Ces batteries sont des mines de matériaux, pesant jusqu'à 500 kilos et représentant jusqu'à 50 % de la valeur d'un véhicule électrique. L'extraction de ces matériaux et l'assemblage des batteries sont extrêmement polluants et chers.
Pour rentabiliser cette production, il faut d'abord prolonger la vie de ces batteries, qui peuvent servir de huit à quinze ans dans un véhicule avant de perdre en puissance, mais aussi leur donner une deuxième vie, dans les maisons par exemple.
Mais le potentiel du recyclage paraît énorme : il pourrait aider à réduire la demande mondiale en 2040 de 25 % pour le lithium, 35 % pour le cobalt et le nickel et 55 % pour le cuivre, selon un rapport de l'Institut des futurs durables (ISF) à l'Université de technologie de Sydney, en Australie.
Dans une zone industrielle au milieu des champs, dans l'est de la France, le recycleur Veolia a construit une usine de pilote sur son site EuroDieuze, qui récupérait surtout des petites batteries de téléphone ou d'ordinateurs. "Les proportions sont différentes, mais les composants sont les mêmes", explique Pascal Muller, directeur de la région chez Veolia.
La batterie est déchargée, dévêtue de son enveloppe plastique et électronique, ainsi que des feuilles en aluminium qui retiennent les cellules les cœurs de la batterie. Il faut ensuite broyer ces cellules en une poudre dont on extraira et triera les différents métaux, par le feu ou par la chimie. La sécurité est primordiale : outre les risques électriques, tous ces modules sont couverts de solvants très inflammables et polluants. "Pour l'instant, on est sur beaucoup d'opérations manuelles", souligne Pascal Muller, qui cherche avec des partenaires à "automatiser certaines opérations".

**Travail demandé:**
- A) Recopiez fidèlement le passage du texte sur le recyclage des batteries, en commençant par « Ces batteries sont » et en poursuivant jusqu'à « maisons par exemple. ».
- B) Poursuivez la rédaction du texte sur le recyclage des batteries à la suite de sa dernière phrase.

**Données fournies:**
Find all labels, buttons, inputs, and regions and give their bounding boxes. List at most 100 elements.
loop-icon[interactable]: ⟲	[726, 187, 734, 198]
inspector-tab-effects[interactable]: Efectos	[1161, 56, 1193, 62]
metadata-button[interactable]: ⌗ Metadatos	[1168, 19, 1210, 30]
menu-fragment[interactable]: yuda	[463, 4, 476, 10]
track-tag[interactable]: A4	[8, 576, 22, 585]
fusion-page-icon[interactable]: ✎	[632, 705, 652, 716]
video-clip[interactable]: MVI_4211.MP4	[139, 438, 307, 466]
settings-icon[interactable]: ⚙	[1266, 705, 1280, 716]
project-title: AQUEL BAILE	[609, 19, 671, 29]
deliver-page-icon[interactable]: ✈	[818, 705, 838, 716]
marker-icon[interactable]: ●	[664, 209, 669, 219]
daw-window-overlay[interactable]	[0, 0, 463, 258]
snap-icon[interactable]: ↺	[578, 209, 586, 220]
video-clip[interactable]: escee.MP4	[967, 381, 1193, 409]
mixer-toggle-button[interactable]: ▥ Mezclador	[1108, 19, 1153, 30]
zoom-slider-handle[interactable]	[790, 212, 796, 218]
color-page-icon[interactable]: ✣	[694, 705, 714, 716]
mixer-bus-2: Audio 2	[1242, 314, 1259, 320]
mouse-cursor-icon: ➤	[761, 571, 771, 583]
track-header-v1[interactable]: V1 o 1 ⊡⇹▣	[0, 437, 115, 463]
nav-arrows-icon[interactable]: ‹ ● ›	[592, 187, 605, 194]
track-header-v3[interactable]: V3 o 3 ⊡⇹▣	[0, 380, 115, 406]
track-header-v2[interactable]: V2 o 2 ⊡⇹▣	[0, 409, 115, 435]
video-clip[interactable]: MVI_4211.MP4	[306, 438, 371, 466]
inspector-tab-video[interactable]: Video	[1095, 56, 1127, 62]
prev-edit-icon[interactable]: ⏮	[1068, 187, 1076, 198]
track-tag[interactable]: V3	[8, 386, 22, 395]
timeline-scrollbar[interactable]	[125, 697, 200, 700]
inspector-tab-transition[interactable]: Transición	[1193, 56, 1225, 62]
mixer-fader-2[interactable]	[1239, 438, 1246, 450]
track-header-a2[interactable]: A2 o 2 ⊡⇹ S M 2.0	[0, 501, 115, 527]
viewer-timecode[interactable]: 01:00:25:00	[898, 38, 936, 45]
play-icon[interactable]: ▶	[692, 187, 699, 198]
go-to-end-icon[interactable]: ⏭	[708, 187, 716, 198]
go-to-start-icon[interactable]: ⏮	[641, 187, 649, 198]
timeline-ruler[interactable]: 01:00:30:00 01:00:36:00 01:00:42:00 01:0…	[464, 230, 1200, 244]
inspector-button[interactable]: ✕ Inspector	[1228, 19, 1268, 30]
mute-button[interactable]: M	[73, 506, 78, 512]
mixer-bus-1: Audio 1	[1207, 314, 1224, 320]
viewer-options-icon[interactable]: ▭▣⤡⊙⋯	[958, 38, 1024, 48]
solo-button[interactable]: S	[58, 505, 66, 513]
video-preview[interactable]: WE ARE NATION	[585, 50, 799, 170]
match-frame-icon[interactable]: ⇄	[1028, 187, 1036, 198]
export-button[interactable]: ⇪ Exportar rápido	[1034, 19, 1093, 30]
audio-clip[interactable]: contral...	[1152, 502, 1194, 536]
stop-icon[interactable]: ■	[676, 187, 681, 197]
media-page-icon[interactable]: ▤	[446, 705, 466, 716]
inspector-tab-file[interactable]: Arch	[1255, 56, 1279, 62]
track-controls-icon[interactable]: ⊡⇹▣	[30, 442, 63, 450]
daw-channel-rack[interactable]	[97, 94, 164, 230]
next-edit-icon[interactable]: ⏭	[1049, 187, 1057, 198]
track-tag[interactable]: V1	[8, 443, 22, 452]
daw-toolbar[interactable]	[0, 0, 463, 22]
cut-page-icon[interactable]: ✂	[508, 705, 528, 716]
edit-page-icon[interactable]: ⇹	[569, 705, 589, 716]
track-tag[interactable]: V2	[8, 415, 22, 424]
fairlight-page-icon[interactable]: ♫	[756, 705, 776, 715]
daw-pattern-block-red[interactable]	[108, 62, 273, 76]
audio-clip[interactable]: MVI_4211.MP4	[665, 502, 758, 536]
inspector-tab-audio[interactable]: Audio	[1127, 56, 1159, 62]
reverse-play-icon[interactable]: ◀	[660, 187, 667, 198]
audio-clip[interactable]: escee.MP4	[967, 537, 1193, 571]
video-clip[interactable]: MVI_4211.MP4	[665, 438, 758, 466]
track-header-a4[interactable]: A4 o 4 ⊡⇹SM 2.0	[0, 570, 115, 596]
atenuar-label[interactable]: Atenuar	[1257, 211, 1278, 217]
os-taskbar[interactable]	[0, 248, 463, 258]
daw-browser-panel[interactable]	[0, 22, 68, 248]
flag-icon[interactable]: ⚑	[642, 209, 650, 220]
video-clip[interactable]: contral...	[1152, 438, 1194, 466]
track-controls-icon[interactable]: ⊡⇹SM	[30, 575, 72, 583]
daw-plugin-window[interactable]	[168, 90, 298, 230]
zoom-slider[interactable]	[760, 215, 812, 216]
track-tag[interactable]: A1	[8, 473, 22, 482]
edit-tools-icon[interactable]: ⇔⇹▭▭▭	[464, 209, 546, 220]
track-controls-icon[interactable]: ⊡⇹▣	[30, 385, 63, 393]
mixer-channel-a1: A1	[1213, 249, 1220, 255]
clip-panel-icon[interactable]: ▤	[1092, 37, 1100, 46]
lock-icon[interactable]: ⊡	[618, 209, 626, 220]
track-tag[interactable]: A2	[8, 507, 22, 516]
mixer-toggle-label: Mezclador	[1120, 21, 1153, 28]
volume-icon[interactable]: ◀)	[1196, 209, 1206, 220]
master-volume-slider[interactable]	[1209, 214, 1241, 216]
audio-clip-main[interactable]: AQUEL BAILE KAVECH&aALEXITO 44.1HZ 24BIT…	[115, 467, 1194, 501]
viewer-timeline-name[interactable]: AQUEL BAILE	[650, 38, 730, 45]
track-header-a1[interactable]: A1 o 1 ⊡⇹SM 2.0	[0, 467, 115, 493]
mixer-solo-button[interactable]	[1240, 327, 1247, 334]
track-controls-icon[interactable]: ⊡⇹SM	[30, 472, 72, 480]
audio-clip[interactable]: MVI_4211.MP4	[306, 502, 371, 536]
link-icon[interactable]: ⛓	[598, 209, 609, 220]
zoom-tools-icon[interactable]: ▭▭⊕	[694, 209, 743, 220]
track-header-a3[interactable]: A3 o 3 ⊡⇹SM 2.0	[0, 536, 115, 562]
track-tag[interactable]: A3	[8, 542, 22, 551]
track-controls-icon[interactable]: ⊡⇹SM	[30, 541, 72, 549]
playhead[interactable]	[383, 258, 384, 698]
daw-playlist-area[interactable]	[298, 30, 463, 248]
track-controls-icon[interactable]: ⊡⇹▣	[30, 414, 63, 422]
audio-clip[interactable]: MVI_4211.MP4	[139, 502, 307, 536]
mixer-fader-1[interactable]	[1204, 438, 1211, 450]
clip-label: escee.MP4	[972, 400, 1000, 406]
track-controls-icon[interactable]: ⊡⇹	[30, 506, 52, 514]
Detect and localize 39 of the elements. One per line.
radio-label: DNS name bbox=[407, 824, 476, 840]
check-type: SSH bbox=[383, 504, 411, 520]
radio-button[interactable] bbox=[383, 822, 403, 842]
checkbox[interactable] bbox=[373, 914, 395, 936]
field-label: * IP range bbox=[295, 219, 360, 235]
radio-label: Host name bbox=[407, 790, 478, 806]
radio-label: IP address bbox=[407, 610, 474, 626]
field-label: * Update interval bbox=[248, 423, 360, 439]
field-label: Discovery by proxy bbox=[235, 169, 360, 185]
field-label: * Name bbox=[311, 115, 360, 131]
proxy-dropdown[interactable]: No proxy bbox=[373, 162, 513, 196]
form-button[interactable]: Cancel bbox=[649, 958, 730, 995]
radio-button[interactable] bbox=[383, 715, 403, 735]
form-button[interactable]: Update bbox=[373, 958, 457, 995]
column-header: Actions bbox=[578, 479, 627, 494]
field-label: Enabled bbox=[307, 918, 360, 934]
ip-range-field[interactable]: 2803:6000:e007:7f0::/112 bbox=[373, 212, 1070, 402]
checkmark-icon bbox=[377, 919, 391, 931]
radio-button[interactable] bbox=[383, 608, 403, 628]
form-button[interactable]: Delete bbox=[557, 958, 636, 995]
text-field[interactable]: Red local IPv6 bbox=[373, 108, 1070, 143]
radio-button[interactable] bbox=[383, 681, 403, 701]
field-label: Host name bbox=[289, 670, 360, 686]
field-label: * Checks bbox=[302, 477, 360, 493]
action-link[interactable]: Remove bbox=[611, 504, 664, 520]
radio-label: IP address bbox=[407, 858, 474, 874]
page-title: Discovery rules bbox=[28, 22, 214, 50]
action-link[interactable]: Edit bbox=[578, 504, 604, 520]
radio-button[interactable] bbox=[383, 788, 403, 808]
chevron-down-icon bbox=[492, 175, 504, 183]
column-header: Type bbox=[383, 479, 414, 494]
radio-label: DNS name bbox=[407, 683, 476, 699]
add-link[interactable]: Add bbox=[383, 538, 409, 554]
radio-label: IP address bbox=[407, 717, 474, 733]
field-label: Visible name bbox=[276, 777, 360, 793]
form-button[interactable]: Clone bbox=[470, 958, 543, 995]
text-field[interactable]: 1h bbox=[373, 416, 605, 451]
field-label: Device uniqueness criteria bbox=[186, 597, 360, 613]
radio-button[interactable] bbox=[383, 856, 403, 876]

**Réponses par tâche:**
- A)
Ces batteries sont des mines de matériaux, pesant jusqu'à 500 kilos et représentant jusqu'à 50 % de la valeur d'un véhicule électrique. L'extraction de ces matériaux et l'assemblage des batteries sont extrêmement polluants et chers.
Pour rentabiliser cette production, il faut d'abord prolonger la vie de ces batteries, qui peuvent servir de huit à quinze ans dans un véhicule avant de perdre en puissance, mais aussi leur donner une deuxième vie, dans les maisons par exemple.

- B)
Les industriels arrivent à recycler 60 % du poids des batteries, selon l'ISF. "Il est techniquement possible de récupérer ces quatre métaux (lithium, cobalt, nickel, cuivre) à plus de 90 %, mais il manque des motivations économiques ou règlementaires qui pourraient encourager l'utilisation de matériaux recyclés", souligne l'institut.
La Commission européenne souhaite imposer aux fabricants d'intégrer un minimum de matières recyclées dans les batteries à partir de 2030, à hauteur de 12 % de cobalt, 4 % de lithium et 4 % de nickel.
Ce recyclage qui pourrait devenir massif et rentable éveille les intérêts. L'industrie chinoise est en avance, selon les observateurs : le fabricant des batteries CATL vient d'annoncer la construction d'une usine de recyclage pour 32 milliards de yuan (4,3 milliards d'euros) dans la province du Hubei (centre de la Chine). Aux États-Unis, un des fondateurs de Tesla a levé en juillet 500 millions de dollars pour étendre son usine de recyclage, Redwood.
Dans le nord de la Suède, la start-up Northvolt doit lancer en 2022 une usine capable de recycler 25 000 tonnes de batteries par an. Ce jeune géant, partenaire de Volkswagen et BMW, promet d'utiliser d'ici à 2030 jusqu'à 50 % de matériaux reyclés pour produire des batteries dans sa "gigafactory" voisine, à Skellefteå.
Ce projet de recyclage − appelé "Revolt" − est essentiel dans le bilan carbone − et la communication − de l'entreprise, qui promet d'être la plus "verte" d'Europe pour la production de batteries électriques à haute puissance.
Le géant français du nucléaire Orano (ex-Areva) a aussi lancé un projet pilote. "Les projections de tonnage de batteries à recycler sont colossales. On parle déjà de 500 000 tonnes à recycler en 2030", précise Didier David, directeur de ce projet.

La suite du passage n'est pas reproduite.